Challenge ->
Quote the whole listing word for word, please.

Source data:
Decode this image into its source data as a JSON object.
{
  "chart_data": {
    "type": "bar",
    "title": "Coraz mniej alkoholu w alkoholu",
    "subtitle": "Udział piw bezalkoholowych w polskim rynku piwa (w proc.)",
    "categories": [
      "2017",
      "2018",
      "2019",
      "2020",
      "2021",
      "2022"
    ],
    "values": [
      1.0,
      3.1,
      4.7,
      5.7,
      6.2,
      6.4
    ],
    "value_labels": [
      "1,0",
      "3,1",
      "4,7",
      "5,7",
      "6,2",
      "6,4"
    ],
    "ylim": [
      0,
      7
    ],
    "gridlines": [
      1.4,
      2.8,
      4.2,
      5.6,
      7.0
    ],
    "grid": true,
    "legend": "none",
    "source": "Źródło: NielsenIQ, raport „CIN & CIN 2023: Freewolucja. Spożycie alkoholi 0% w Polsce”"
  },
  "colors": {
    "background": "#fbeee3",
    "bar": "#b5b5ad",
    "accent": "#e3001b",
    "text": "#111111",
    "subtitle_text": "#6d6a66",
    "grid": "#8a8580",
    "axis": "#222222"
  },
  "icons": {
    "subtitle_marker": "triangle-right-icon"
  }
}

Worked answer ->
Decode this image into its source data as a JSON object.
{
  "chart_data": {
    "type": "bar",
    "title": "Coraz mniej alkoholu w alkoholu",
    "subtitle": "Udział piw bezalkoholowych w polskim rynku piwa (w proc.)",
    "categories": [
      "2017",
      "2018",
      "2019",
      "2020",
      "2021",
      "2022"
    ],
    "values": [
      1.0,
      3.1,
      4.7,
      5.7,
      6.2,
      6.4
    ],
    "value_labels": [
      "1,0",
      "3,1",
      "4,7",
      "5,7",
      "6,2",
      "6,4"
    ],
    "ylim": [
      0,
      7
    ],
    "gridlines": [
      1.4,
      2.8,
      4.2,
      5.6,
      7.0
    ],
    "grid": true,
    "legend": "none",
    "source": "Źródło: NielsenIQ, raport „CIN & CIN 2023: Freewolucja. Spożycie alkoholi 0% w Polsce”"
  },
  "colors": {
    "background": "#fbeee3",
    "bar": "#b5b5ad",
    "accent": "#e3001b",
    "text": "#111111",
    "subtitle_text": "#6d6a66",
    "grid": "#8a8580",
    "axis": "#222222"
  },
  "icons": {
    "subtitle_marker": "triangle-right-icon"
  }
}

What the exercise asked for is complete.